### EXERCISE INPUTS
= = = = = = =

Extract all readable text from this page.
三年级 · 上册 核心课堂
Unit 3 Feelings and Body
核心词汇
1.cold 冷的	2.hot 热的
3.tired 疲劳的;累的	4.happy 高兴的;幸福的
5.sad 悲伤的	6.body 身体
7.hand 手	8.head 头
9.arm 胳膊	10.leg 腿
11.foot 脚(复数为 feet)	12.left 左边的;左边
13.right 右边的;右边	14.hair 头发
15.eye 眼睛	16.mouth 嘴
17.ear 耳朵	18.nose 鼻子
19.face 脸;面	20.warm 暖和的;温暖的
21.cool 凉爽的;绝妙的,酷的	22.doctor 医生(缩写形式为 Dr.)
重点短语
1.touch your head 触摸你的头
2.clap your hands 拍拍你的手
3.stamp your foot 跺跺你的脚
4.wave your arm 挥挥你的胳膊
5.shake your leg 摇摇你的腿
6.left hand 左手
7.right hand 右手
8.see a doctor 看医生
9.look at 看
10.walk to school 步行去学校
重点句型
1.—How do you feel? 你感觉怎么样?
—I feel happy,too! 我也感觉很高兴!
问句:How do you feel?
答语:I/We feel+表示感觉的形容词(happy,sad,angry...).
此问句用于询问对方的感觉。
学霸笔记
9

= = = = = = =

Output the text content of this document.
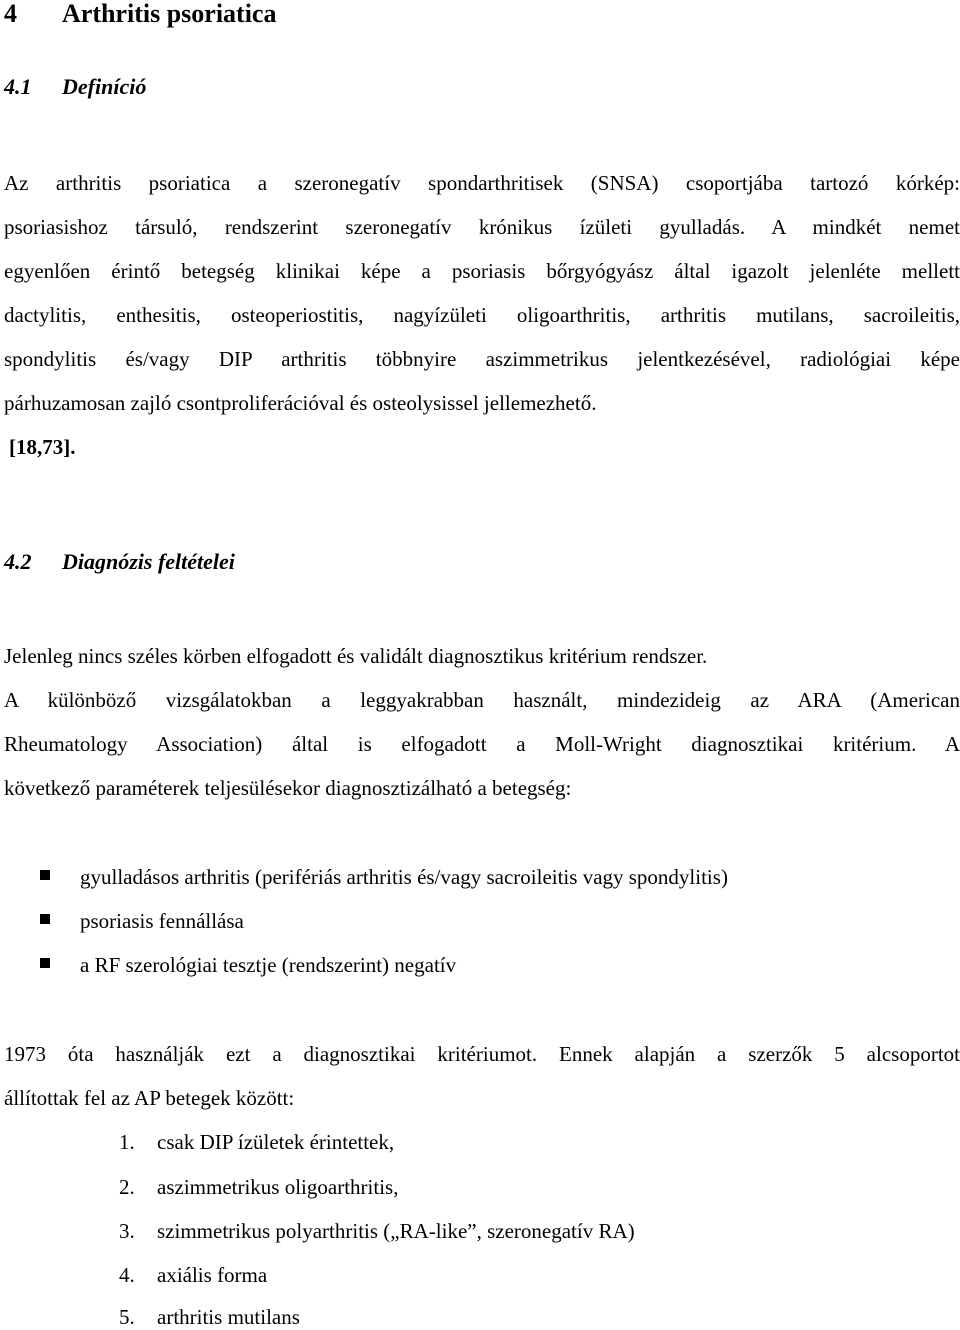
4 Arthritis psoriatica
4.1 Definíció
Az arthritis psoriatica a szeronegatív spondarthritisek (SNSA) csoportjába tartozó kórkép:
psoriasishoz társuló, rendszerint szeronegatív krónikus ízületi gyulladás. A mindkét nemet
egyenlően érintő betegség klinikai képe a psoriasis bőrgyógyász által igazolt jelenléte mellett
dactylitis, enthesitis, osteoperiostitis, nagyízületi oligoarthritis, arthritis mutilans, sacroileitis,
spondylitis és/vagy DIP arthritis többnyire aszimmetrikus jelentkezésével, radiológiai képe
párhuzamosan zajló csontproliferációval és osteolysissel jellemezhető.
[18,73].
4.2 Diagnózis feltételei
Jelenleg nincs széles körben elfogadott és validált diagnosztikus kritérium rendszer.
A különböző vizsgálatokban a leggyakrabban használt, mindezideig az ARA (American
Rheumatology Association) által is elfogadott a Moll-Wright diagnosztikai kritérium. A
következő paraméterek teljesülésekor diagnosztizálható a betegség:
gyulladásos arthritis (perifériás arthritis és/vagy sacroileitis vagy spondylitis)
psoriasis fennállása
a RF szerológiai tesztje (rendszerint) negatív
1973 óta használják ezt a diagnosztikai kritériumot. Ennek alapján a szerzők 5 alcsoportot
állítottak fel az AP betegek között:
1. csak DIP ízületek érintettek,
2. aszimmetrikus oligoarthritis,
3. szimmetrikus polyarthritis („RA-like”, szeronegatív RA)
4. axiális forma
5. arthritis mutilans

= = = = = = =

### INSTRUCTION
In the records above, find the lines containing "diagnosztikai" and copy them.

### REPLY TO THE EXERCISE
Rheumatology Association) által is elfogadott a Moll-Wright diagnosztikai kritérium. A
1973 óta használják ezt a diagnosztikai kritériumot. Ennek alapján a szerzők 5 alcsoportot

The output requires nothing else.